# [Problem details]
Rewrite the irrigation leak thread from "## Gilley11 (Nov" to "a different fitting?", putting "overthink" wherever "over-engineer" appears.

# [Article]
## start

I discovered a leak in my irrigation system, (it's been unused for three or four years) and I hastily made a repair. I think perhaps I should have thought a little more about it.

I used hose clamps and slipped a connector inside the pipe. Now wondering if I should have used an OUTSIDE connection, so as not to reduce flow.

But the main question is, I have a weep. Just a very small seepage that doesn't want to go away even after adjustment.

I decided that it was not enough to be concerned about, and started to backfill the hole. Then realizing this would niggle at me, I stopped and wanted to keep an eye on things.

The photo below is after two days. It really is very, very little that is getting out.

So, should I dig it up and start again, or is it too insignificant to be concerned about?

Thoughts? And thanks in advance!

Hugh


----------



## g-man (Jun 15, 2017)

I would fix it.


----------



## Gilley11 (Nov 3, 2019)

Fix for sure


----------



## hugh71158 (Aug 8, 2020)

Yeah, I tend to over-engineer everything. It would chew me up to leave it, though I wondered if anyone would say something like "it's a typical thing, leave it be". Just checking I guess.

Any suggestions on the best solution to fix? As it is, or using a different fitting?

Thanks!!!


----------



## PhxHeat (Oct 18, 2019)

that looks like a drip irrigation line .... if so, you can buy numerous types of compression fittings and couplers designed specifically to fix leaks and joining ends.


----------

## end

# [Information provided]
## start

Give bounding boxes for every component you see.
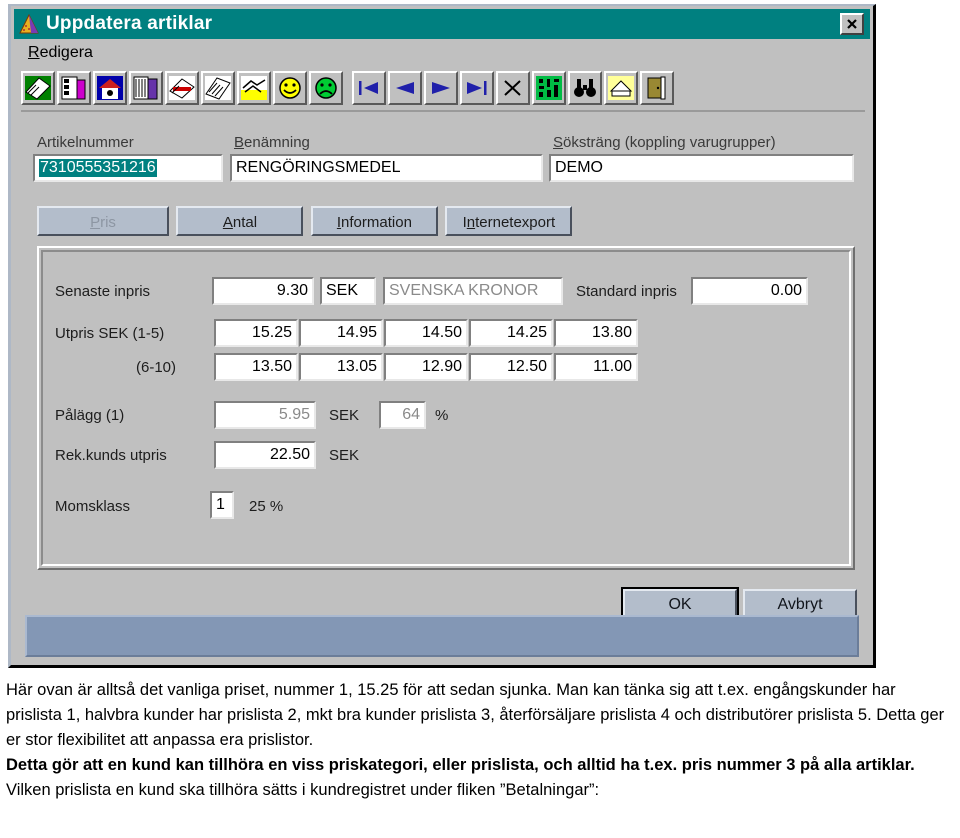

## end

# [Result of this task]
## Gilley11 (Nov 3, 2019)

Fix for sure


----------



## hugh71158 (Aug 8, 2020)

Yeah, I tend to overthink everything. It would chew me up to leave it, though I wondered if anyone would say something like "it's a typical thing, leave it be". Just checking I guess.

Any suggestions on the best solution to fix? As it is, or using a different fitting?